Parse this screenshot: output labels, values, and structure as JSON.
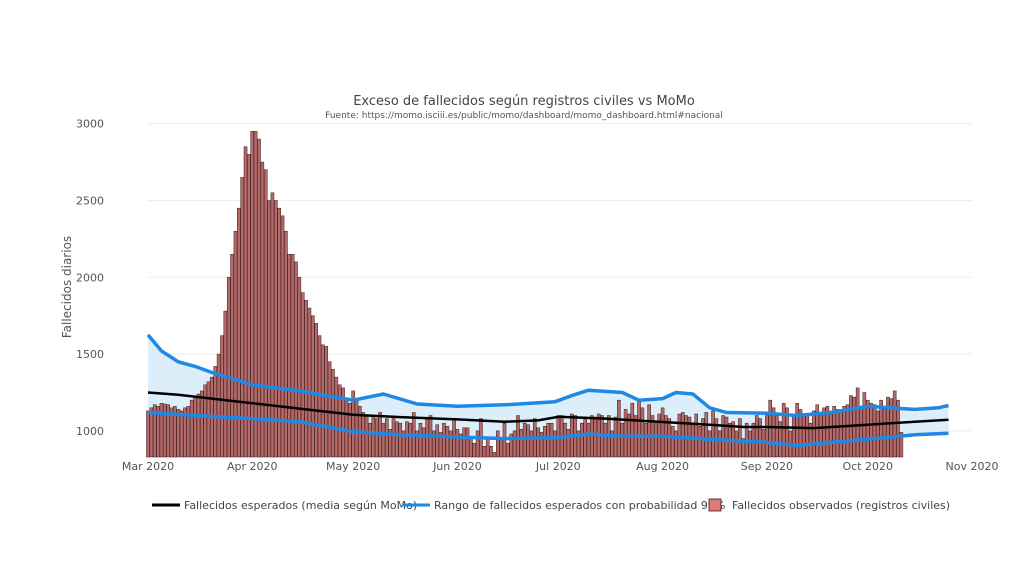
{
  "chart_data": {
    "type": "bar",
    "title": "Exceso de fallecidos según registros civiles vs MoMo",
    "subtitle": "Fuente: https://momo.isciii.es/public/momo/dashboard/momo_dashboard.html#nacional",
    "xlabel": "",
    "ylabel": "Fallecidos diarios",
    "ylim": [
      830,
      3050
    ],
    "yticks": [
      1000,
      1500,
      2000,
      2500,
      3000
    ],
    "xlim": [
      "2020-03-01",
      "2020-11-01"
    ],
    "xticks": [
      {
        "date": "2020-03-01",
        "label": "Mar 2020"
      },
      {
        "date": "2020-04-01",
        "label": "Apr 2020"
      },
      {
        "date": "2020-05-01",
        "label": "May 2020"
      },
      {
        "date": "2020-06-01",
        "label": "Jun 2020"
      },
      {
        "date": "2020-07-01",
        "label": "Jul 2020"
      },
      {
        "date": "2020-08-01",
        "label": "Aug 2020"
      },
      {
        "date": "2020-09-01",
        "label": "Sep 2020"
      },
      {
        "date": "2020-10-01",
        "label": "Oct 2020"
      },
      {
        "date": "2020-11-01",
        "label": "Nov 2020"
      }
    ],
    "grid": true,
    "legend_position": "bottom",
    "colors": {
      "bar_fill": "#b56a6a",
      "bar_stroke": "#3a1a1a",
      "expected_line": "#000000",
      "range_line": "#1e88e5",
      "range_fill": "#d6ebf8",
      "legend_swatch": "#e07a7a",
      "grid": "#eeeeee"
    },
    "series": [
      {
        "name": "Fallecidos esperados (media según MoMo)",
        "kind": "line",
        "points": [
          [
            "2020-03-01",
            1250
          ],
          [
            "2020-03-10",
            1235
          ],
          [
            "2020-03-20",
            1210
          ],
          [
            "2020-04-01",
            1180
          ],
          [
            "2020-04-15",
            1145
          ],
          [
            "2020-05-01",
            1105
          ],
          [
            "2020-05-15",
            1090
          ],
          [
            "2020-06-01",
            1075
          ],
          [
            "2020-06-15",
            1060
          ],
          [
            "2020-06-25",
            1068
          ],
          [
            "2020-07-01",
            1092
          ],
          [
            "2020-07-15",
            1080
          ],
          [
            "2020-08-01",
            1058
          ],
          [
            "2020-08-15",
            1040
          ],
          [
            "2020-08-25",
            1025
          ],
          [
            "2020-09-01",
            1025
          ],
          [
            "2020-09-15",
            1018
          ],
          [
            "2020-10-01",
            1040
          ],
          [
            "2020-10-15",
            1060
          ],
          [
            "2020-10-25",
            1072
          ]
        ]
      },
      {
        "name": "Rango de fallecidos esperados con probabilidad 99%",
        "kind": "band",
        "upper": [
          [
            "2020-03-01",
            1625
          ],
          [
            "2020-03-05",
            1520
          ],
          [
            "2020-03-10",
            1450
          ],
          [
            "2020-03-15",
            1420
          ],
          [
            "2020-03-20",
            1380
          ],
          [
            "2020-04-01",
            1300
          ],
          [
            "2020-04-15",
            1260
          ],
          [
            "2020-05-01",
            1200
          ],
          [
            "2020-05-10",
            1240
          ],
          [
            "2020-05-20",
            1175
          ],
          [
            "2020-06-01",
            1160
          ],
          [
            "2020-06-15",
            1170
          ],
          [
            "2020-06-30",
            1190
          ],
          [
            "2020-07-05",
            1230
          ],
          [
            "2020-07-10",
            1265
          ],
          [
            "2020-07-20",
            1250
          ],
          [
            "2020-07-25",
            1200
          ],
          [
            "2020-08-01",
            1210
          ],
          [
            "2020-08-05",
            1250
          ],
          [
            "2020-08-10",
            1240
          ],
          [
            "2020-08-15",
            1150
          ],
          [
            "2020-08-20",
            1120
          ],
          [
            "2020-09-01",
            1115
          ],
          [
            "2020-09-10",
            1100
          ],
          [
            "2020-09-20",
            1120
          ],
          [
            "2020-10-01",
            1160
          ],
          [
            "2020-10-15",
            1140
          ],
          [
            "2020-10-22",
            1150
          ],
          [
            "2020-10-25",
            1165
          ]
        ],
        "lower": [
          [
            "2020-03-01",
            1120
          ],
          [
            "2020-03-15",
            1100
          ],
          [
            "2020-04-01",
            1080
          ],
          [
            "2020-04-15",
            1060
          ],
          [
            "2020-05-01",
            995
          ],
          [
            "2020-05-15",
            975
          ],
          [
            "2020-06-01",
            960
          ],
          [
            "2020-06-15",
            950
          ],
          [
            "2020-06-30",
            955
          ],
          [
            "2020-07-10",
            980
          ],
          [
            "2020-07-20",
            965
          ],
          [
            "2020-08-01",
            965
          ],
          [
            "2020-08-15",
            945
          ],
          [
            "2020-09-01",
            925
          ],
          [
            "2020-09-10",
            905
          ],
          [
            "2020-09-20",
            925
          ],
          [
            "2020-10-01",
            945
          ],
          [
            "2020-10-15",
            975
          ],
          [
            "2020-10-25",
            985
          ]
        ]
      },
      {
        "name": "Fallecidos observados (registros civiles)",
        "kind": "bar",
        "start": "2020-03-01",
        "values": [
          1130,
          1150,
          1170,
          1160,
          1180,
          1175,
          1170,
          1150,
          1160,
          1140,
          1130,
          1150,
          1160,
          1200,
          1220,
          1240,
          1260,
          1300,
          1320,
          1350,
          1420,
          1500,
          1620,
          1780,
          2000,
          2150,
          2300,
          2450,
          2650,
          2850,
          2800,
          2950,
          2950,
          2900,
          2750,
          2700,
          2500,
          2550,
          2500,
          2450,
          2400,
          2300,
          2150,
          2150,
          2100,
          2000,
          1900,
          1850,
          1800,
          1750,
          1700,
          1620,
          1560,
          1550,
          1450,
          1400,
          1350,
          1300,
          1280,
          1200,
          1180,
          1260,
          1200,
          1160,
          1120,
          1100,
          1050,
          1100,
          1080,
          1120,
          1050,
          1080,
          1010,
          1090,
          1060,
          1050,
          1000,
          1060,
          1050,
          1120,
          1000,
          1050,
          1020,
          1080,
          1100,
          1000,
          1040,
          990,
          1050,
          1030,
          1000,
          1080,
          1010,
          980,
          1020,
          1020,
          960,
          920,
          1000,
          1080,
          900,
          950,
          900,
          860,
          1000,
          950,
          1050,
          920,
          980,
          1000,
          1100,
          1010,
          1050,
          1040,
          1000,
          1080,
          1020,
          990,
          1030,
          1050,
          1050,
          1000,
          1100,
          1100,
          1050,
          1010,
          1110,
          1100,
          1000,
          1050,
          1090,
          1050,
          1100,
          1090,
          1110,
          1100,
          1050,
          1100,
          1000,
          1090,
          1200,
          1050,
          1140,
          1110,
          1180,
          1100,
          1200,
          1150,
          1050,
          1170,
          1100,
          1060,
          1110,
          1150,
          1100,
          1080,
          1030,
          1000,
          1110,
          1120,
          1100,
          1090,
          1040,
          1110,
          1030,
          1080,
          1120,
          1000,
          1130,
          1080,
          1000,
          1100,
          1090,
          1050,
          1060,
          1000,
          1080,
          950,
          1050,
          1000,
          1050,
          1100,
          1080,
          1010,
          1100,
          1200,
          1150,
          1100,
          1060,
          1180,
          1150,
          1000,
          1100,
          1180,
          1140,
          1100,
          1110,
          1050,
          1130,
          1170,
          1100,
          1150,
          1160,
          1110,
          1160,
          1140,
          1130,
          1160,
          1170,
          1230,
          1220,
          1280,
          1150,
          1250,
          1200,
          1180,
          1170,
          1130,
          1200,
          1160,
          1220,
          1210,
          1260,
          1200,
          990
        ]
      }
    ]
  }
}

- _WRITTEN EXERCISE_:
Pick every line with "civiles" in it and copy it.

- _CORRECT OUTPUT_:
    "title": "Exceso de fallecidos según registros civiles vs MoMo",
        "name": "Fallecidos observados (registros civiles)",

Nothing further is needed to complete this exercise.